─── EXCERPTED RECORDS ───
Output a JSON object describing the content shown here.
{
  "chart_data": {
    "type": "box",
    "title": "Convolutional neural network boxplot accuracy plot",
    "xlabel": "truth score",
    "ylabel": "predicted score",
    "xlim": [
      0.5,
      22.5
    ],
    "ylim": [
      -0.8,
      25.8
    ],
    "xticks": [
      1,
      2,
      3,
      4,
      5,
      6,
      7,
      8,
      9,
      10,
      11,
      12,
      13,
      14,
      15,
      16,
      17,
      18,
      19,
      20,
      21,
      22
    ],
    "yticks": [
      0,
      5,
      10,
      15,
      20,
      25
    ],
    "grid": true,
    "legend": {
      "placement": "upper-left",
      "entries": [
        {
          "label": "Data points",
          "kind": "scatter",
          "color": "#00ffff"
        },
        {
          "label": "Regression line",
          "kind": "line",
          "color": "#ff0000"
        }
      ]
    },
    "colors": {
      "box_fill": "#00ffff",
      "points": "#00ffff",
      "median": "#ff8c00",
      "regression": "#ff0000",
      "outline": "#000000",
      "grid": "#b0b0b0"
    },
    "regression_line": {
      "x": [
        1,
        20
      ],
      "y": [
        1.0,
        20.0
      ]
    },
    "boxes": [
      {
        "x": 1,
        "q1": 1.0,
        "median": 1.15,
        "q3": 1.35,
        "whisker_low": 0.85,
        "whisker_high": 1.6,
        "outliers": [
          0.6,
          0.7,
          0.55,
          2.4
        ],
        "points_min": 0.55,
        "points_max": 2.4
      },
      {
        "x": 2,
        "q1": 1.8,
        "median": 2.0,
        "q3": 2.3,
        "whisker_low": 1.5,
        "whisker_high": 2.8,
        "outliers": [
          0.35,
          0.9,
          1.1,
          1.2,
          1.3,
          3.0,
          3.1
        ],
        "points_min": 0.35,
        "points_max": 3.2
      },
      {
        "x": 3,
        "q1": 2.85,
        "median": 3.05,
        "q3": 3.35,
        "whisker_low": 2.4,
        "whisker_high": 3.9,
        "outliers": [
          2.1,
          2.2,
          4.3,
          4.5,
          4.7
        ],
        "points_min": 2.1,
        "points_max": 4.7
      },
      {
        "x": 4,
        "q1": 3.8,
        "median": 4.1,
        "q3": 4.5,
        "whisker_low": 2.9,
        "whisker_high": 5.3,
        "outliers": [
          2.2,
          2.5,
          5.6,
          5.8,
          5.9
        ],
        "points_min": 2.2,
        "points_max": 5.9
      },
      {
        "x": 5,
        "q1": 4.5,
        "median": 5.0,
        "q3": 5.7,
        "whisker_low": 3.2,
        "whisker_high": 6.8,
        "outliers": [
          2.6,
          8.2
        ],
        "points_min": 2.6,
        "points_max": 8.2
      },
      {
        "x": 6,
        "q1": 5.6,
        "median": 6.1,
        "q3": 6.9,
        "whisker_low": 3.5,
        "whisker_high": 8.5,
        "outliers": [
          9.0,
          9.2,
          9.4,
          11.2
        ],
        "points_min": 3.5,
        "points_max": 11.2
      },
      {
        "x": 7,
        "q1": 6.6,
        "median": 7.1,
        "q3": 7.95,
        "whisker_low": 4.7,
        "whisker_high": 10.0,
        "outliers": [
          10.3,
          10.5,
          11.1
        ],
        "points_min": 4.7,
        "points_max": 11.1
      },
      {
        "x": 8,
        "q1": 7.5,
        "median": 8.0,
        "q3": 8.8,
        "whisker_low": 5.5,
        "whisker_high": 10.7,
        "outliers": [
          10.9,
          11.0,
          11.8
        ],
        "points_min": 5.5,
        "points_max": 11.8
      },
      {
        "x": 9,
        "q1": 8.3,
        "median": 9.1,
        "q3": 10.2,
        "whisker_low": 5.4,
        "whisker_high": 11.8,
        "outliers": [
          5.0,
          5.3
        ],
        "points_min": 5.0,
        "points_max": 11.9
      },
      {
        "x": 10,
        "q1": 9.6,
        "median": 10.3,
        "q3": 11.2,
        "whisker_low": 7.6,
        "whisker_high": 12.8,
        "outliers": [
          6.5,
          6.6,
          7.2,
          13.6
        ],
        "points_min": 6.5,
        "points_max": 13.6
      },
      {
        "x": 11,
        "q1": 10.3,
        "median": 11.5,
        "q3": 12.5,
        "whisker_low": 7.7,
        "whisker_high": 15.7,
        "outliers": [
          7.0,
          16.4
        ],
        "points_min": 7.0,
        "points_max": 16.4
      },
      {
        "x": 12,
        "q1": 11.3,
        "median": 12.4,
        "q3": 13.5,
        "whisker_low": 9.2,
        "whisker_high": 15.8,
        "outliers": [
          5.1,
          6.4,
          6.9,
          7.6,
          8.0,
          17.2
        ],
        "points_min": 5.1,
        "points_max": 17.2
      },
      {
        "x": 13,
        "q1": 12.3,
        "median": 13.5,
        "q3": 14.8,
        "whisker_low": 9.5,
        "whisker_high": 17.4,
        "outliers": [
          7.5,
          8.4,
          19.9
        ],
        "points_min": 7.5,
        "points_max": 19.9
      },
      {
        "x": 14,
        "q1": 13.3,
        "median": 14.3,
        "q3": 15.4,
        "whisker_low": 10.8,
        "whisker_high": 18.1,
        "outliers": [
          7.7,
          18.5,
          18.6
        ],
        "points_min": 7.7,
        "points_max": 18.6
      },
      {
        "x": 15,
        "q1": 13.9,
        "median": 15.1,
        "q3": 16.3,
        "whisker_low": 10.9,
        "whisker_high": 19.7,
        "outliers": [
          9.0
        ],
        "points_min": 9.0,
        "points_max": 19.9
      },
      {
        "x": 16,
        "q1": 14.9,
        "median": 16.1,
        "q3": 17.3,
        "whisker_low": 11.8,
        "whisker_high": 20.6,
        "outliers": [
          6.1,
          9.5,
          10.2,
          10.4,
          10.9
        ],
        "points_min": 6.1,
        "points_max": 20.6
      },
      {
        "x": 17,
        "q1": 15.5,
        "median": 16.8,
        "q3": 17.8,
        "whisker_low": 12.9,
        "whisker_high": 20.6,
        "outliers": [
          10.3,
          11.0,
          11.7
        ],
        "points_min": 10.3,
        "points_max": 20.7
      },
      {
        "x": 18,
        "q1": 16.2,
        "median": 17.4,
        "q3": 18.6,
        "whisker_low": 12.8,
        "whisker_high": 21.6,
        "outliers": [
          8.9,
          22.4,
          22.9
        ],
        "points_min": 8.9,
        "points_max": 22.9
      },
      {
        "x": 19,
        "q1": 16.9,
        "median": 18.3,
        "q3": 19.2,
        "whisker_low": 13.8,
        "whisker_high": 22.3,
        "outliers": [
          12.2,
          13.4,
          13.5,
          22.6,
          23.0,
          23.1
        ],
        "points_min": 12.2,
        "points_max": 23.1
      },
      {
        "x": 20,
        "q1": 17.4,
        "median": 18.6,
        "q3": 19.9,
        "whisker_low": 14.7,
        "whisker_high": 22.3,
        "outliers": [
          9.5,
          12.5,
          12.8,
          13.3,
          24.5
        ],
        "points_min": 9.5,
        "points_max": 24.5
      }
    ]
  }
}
───
Would you give the material above again, complete and exact?

• _RESPONSE TO THE EXERCISE_:
Output a JSON object describing the content shown here.
{
  "chart_data": {
    "type": "box",
    "title": "Convolutional neural network boxplot accuracy plot",
    "xlabel": "truth score",
    "ylabel": "predicted score",
    "xlim": [
      0.5,
      22.5
    ],
    "ylim": [
      -0.8,
      25.8
    ],
    "xticks": [
      1,
      2,
      3,
      4,
      5,
      6,
      7,
      8,
      9,
      10,
      11,
      12,
      13,
      14,
      15,
      16,
      17,
      18,
      19,
      20,
      21,
      22
    ],
    "yticks": [
      0,
      5,
      10,
      15,
      20,
      25
    ],
    "grid": true,
    "legend": {
      "placement": "upper-left",
      "entries": [
        {
          "label": "Data points",
          "kind": "scatter",
          "color": "#00ffff"
        },
        {
          "label": "Regression line",
          "kind": "line",
          "color": "#ff0000"
        }
      ]
    },
    "colors": {
      "box_fill": "#00ffff",
      "points": "#00ffff",
      "median": "#ff8c00",
      "regression": "#ff0000",
      "outline": "#000000",
      "grid": "#b0b0b0"
    },
    "regression_line": {
      "x": [
        1,
        20
      ],
      "y": [
        1.0,
        20.0
      ]
    },
    "boxes": [
      {
        "x": 1,
        "q1": 1.0,
        "median": 1.15,
        "q3": 1.35,
        "whisker_low": 0.85,
        "whisker_high": 1.6,
        "outliers": [
          0.6,
          0.7,
          0.55,
          2.4
        ],
        "points_min": 0.55,
        "points_max": 2.4
      },
      {
        "x": 2,
        "q1": 1.8,
        "median": 2.0,
        "q3": 2.3,
        "whisker_low": 1.5,
        "whisker_high": 2.8,
        "outliers": [
          0.35,
          0.9,
          1.1,
          1.2,
          1.3,
          3.0,
          3.1
        ],
        "points_min": 0.35,
        "points_max": 3.2
      },
      {
        "x": 3,
        "q1": 2.85,
        "median": 3.05,
        "q3": 3.35,
        "whisker_low": 2.4,
        "whisker_high": 3.9,
        "outliers": [
          2.1,
          2.2,
          4.3,
          4.5,
          4.7
        ],
        "points_min": 2.1,
        "points_max": 4.7
      },
      {
        "x": 4,
        "q1": 3.8,
        "median": 4.1,
        "q3": 4.5,
        "whisker_low": 2.9,
        "whisker_high": 5.3,
        "outliers": [
          2.2,
          2.5,
          5.6,
          5.8,
          5.9
        ],
        "points_min": 2.2,
        "points_max": 5.9
      },
      {
        "x": 5,
        "q1": 4.5,
        "median": 5.0,
        "q3": 5.7,
        "whisker_low": 3.2,
        "whisker_high": 6.8,
        "outliers": [
          2.6,
          8.2
        ],
        "points_min": 2.6,
        "points_max": 8.2
      },
      {
        "x": 6,
        "q1": 5.6,
        "median": 6.1,
        "q3": 6.9,
        "whisker_low": 3.5,
        "whisker_high": 8.5,
        "outliers": [
          9.0,
          9.2,
          9.4,
          11.2
        ],
        "points_min": 3.5,
        "points_max": 11.2
      },
      {
        "x": 7,
        "q1": 6.6,
        "median": 7.1,
        "q3": 7.95,
        "whisker_low": 4.7,
        "whisker_high": 10.0,
        "outliers": [
          10.3,
          10.5,
          11.1
        ],
        "points_min": 4.7,
        "points_max": 11.1
      },
      {
        "x": 8,
        "q1": 7.5,
        "median": 8.0,
        "q3": 8.8,
        "whisker_low": 5.5,
        "whisker_high": 10.7,
        "outliers": [
          10.9,
          11.0,
          11.8
        ],
        "points_min": 5.5,
        "points_max": 11.8
      },
      {
        "x": 9,
        "q1": 8.3,
        "median": 9.1,
        "q3": 10.2,
        "whisker_low": 5.4,
        "whisker_high": 11.8,
        "outliers": [
          5.0,
          5.3
        ],
        "points_min": 5.0,
        "points_max": 11.9
      },
      {
        "x": 10,
        "q1": 9.6,
        "median": 10.3,
        "q3": 11.2,
        "whisker_low": 7.6,
        "whisker_high": 12.8,
        "outliers": [
          6.5,
          6.6,
          7.2,
          13.6
        ],
        "points_min": 6.5,
        "points_max": 13.6
      },
      {
        "x": 11,
        "q1": 10.3,
        "median": 11.5,
        "q3": 12.5,
        "whisker_low": 7.7,
        "whisker_high": 15.7,
        "outliers": [
          7.0,
          16.4
        ],
        "points_min": 7.0,
        "points_max": 16.4
      },
      {
        "x": 12,
        "q1": 11.3,
        "median": 12.4,
        "q3": 13.5,
        "whisker_low": 9.2,
        "whisker_high": 15.8,
        "outliers": [
          5.1,
          6.4,
          6.9,
          7.6,
          8.0,
          17.2
        ],
        "points_min": 5.1,
        "points_max": 17.2
      },
      {
        "x": 13,
        "q1": 12.3,
        "median": 13.5,
        "q3": 14.8,
        "whisker_low": 9.5,
        "whisker_high": 17.4,
        "outliers": [
          7.5,
          8.4,
          19.9
        ],
        "points_min": 7.5,
        "points_max": 19.9
      },
      {
        "x": 14,
        "q1": 13.3,
        "median": 14.3,
        "q3": 15.4,
        "whisker_low": 10.8,
        "whisker_high": 18.1,
        "outliers": [
          7.7,
          18.5,
          18.6
        ],
        "points_min": 7.7,
        "points_max": 18.6
      },
      {
        "x": 15,
        "q1": 13.9,
        "median": 15.1,
        "q3": 16.3,
        "whisker_low": 10.9,
        "whisker_high": 19.7,
        "outliers": [
          9.0
        ],
        "points_min": 9.0,
        "points_max": 19.9
      },
      {
        "x": 16,
        "q1": 14.9,
        "median": 16.1,
        "q3": 17.3,
        "whisker_low": 11.8,
        "whisker_high": 20.6,
        "outliers": [
          6.1,
          9.5,
          10.2,
          10.4,
          10.9
        ],
        "points_min": 6.1,
        "points_max": 20.6
      },
      {
        "x": 17,
        "q1": 15.5,
        "median": 16.8,
        "q3": 17.8,
        "whisker_low": 12.9,
        "whisker_high": 20.6,
        "outliers": [
          10.3,
          11.0,
          11.7
        ],
        "points_min": 10.3,
        "points_max": 20.7
      },
      {
        "x": 18,
        "q1": 16.2,
        "median": 17.4,
        "q3": 18.6,
        "whisker_low": 12.8,
        "whisker_high": 21.6,
        "outliers": [
          8.9,
          22.4,
          22.9
        ],
        "points_min": 8.9,
        "points_max": 22.9
      },
      {
        "x": 19,
        "q1": 16.9,
        "median": 18.3,
        "q3": 19.2,
        "whisker_low": 13.8,
        "whisker_high": 22.3,
        "outliers": [
          12.2,
          13.4,
          13.5,
          22.6,
          23.0,
          23.1
        ],
        "points_min": 12.2,
        "points_max": 23.1
      },
      {
        "x": 20,
        "q1": 17.4,
        "median": 18.6,
        "q3": 19.9,
        "whisker_low": 14.7,
        "whisker_high": 22.3,
        "outliers": [
          9.5,
          12.5,
          12.8,
          13.3,
          24.5
        ],
        "points_min": 9.5,
        "points_max": 24.5
      }
    ]
  }
}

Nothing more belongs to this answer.